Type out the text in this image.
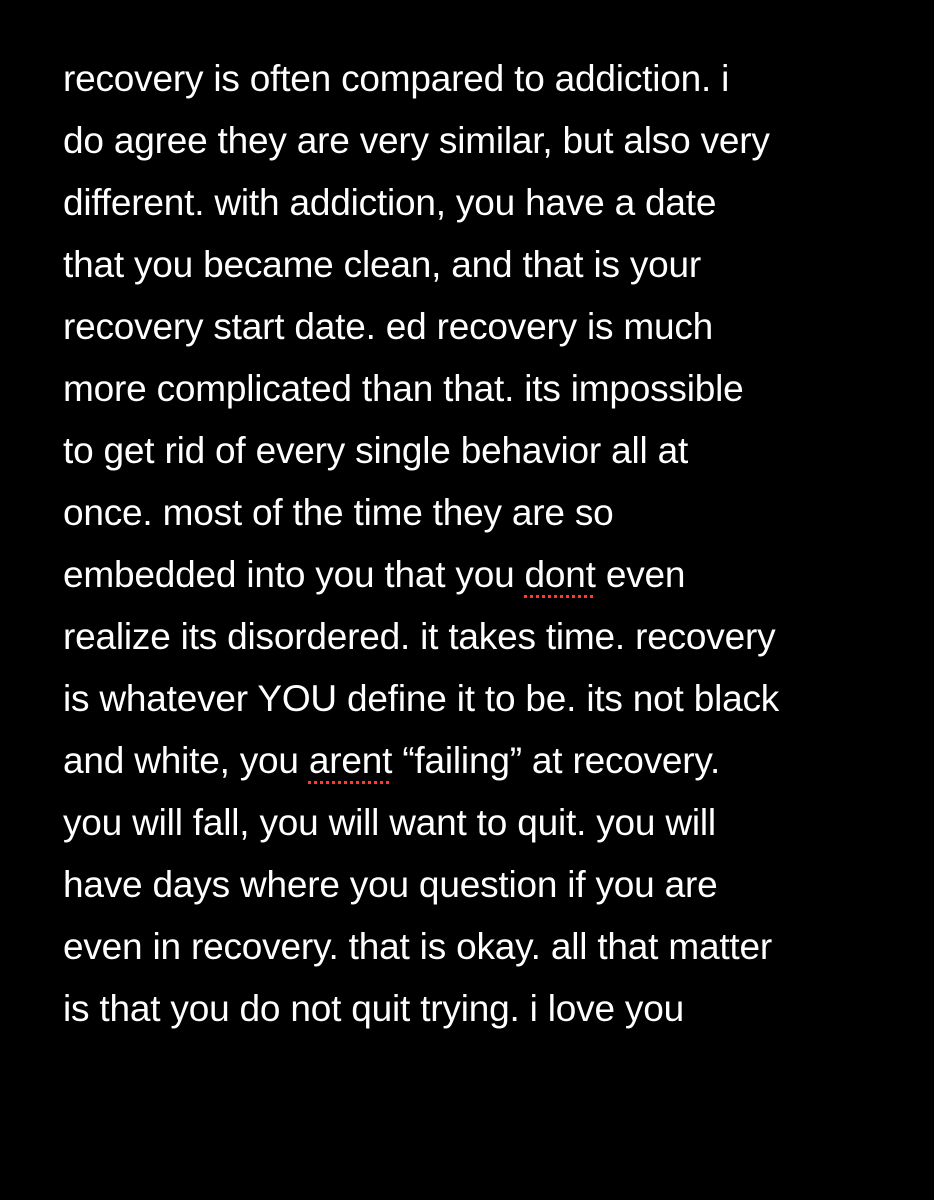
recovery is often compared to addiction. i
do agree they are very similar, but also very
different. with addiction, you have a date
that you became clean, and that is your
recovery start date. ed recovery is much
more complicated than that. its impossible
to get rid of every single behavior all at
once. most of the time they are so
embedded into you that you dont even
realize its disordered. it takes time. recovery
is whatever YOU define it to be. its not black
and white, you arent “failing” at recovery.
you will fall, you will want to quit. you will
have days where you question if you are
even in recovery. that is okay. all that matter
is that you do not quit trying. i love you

- - - - - - -

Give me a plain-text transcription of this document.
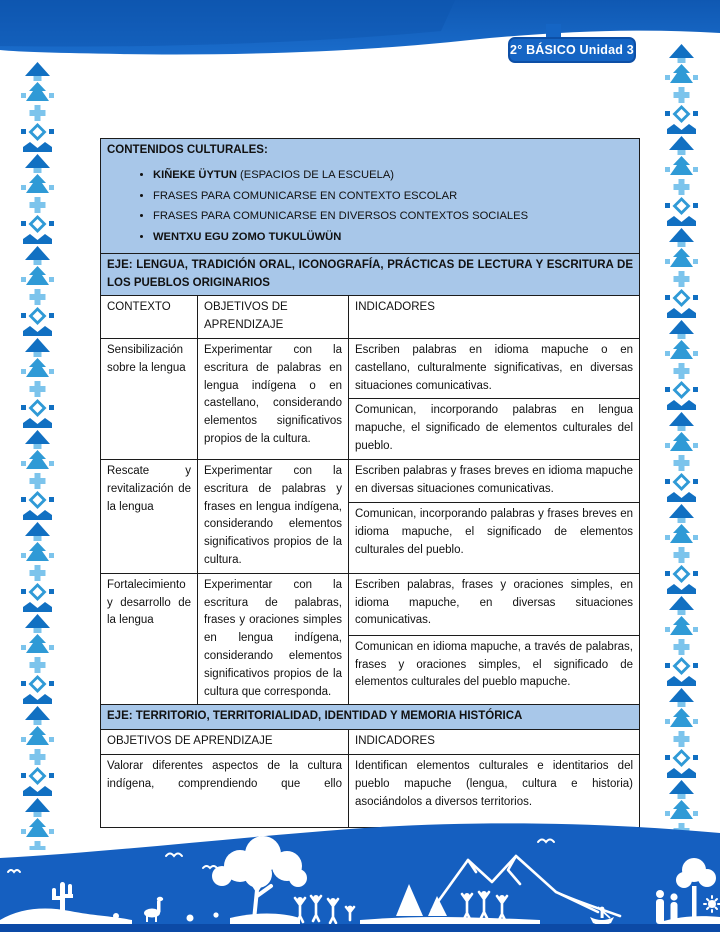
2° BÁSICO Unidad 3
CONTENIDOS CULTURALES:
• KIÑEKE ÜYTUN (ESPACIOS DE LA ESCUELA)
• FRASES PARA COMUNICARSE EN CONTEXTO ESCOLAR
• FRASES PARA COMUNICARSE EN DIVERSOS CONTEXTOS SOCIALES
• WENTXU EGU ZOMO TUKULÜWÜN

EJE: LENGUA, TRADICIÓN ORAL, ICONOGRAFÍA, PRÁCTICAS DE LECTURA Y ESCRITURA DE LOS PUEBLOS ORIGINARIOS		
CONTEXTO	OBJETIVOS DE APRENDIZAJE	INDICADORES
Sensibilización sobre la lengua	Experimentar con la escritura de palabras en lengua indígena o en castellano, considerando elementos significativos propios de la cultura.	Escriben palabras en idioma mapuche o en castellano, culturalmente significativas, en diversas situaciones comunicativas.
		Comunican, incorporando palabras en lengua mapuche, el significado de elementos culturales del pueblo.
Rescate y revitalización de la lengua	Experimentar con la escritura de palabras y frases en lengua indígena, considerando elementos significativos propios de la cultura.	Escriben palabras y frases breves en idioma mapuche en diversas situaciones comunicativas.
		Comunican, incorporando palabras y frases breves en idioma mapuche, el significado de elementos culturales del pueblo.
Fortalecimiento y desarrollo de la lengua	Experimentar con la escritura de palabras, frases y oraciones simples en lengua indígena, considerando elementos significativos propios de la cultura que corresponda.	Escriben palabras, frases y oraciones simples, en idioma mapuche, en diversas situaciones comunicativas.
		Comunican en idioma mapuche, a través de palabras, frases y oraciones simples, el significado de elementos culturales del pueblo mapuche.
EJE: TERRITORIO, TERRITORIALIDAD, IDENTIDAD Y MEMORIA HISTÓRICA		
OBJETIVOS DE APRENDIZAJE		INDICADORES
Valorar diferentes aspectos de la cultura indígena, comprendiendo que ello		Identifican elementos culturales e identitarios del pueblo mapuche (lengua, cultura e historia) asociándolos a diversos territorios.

- - - - - - -

◆ **Aim of the task**
Copy all lines from the material that include "date".

◆ **Result of this exercise**
different. with addiction, you have a date
recovery start date. ed recovery is much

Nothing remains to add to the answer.